Every record must be repeated exactly, with no omission.

** BEGIN **

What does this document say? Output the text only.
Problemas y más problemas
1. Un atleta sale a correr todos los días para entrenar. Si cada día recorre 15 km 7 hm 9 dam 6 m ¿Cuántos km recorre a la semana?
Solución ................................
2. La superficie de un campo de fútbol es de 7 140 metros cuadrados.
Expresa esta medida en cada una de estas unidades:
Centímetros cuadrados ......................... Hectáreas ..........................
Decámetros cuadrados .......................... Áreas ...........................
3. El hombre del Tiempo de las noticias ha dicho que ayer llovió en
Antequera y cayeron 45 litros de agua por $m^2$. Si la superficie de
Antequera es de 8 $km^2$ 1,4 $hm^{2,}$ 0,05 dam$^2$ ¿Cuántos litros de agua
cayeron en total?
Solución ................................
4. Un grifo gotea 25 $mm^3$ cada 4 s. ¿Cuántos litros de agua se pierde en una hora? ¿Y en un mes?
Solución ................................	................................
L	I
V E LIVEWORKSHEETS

** END **

▶ [ANSWER TO THE PROBLEM]
What does this document say? Output the text only.
Problemas y más problemas
1. Un atleta sale a correr todos los días para entrenar. Si cada día recorre 15 km 7 hm 9 dam 6 m ¿Cuántos km recorre a la semana?
Solución ................................
2. La superficie de un campo de fútbol es de 7 140 metros cuadrados.
Expresa esta medida en cada una de estas unidades:
Centímetros cuadrados ......................... Hectáreas ..........................
Decámetros cuadrados .......................... Áreas ...........................
3. El hombre del Tiempo de las noticias ha dicho que ayer llovió en
Antequera y cayeron 45 litros de agua por $m^2$. Si la superficie de
Antequera es de 8 $km^2$ 1,4 $hm^{2,}$ 0,05 dam$^2$ ¿Cuántos litros de agua
cayeron en total?
Solución ................................
4. Un grifo gotea 25 $mm^3$ cada 4 s. ¿Cuántos litros de agua se pierde en una hora? ¿Y en un mes?
Solución ................................	................................
L	I
V E LIVEWORKSHEETS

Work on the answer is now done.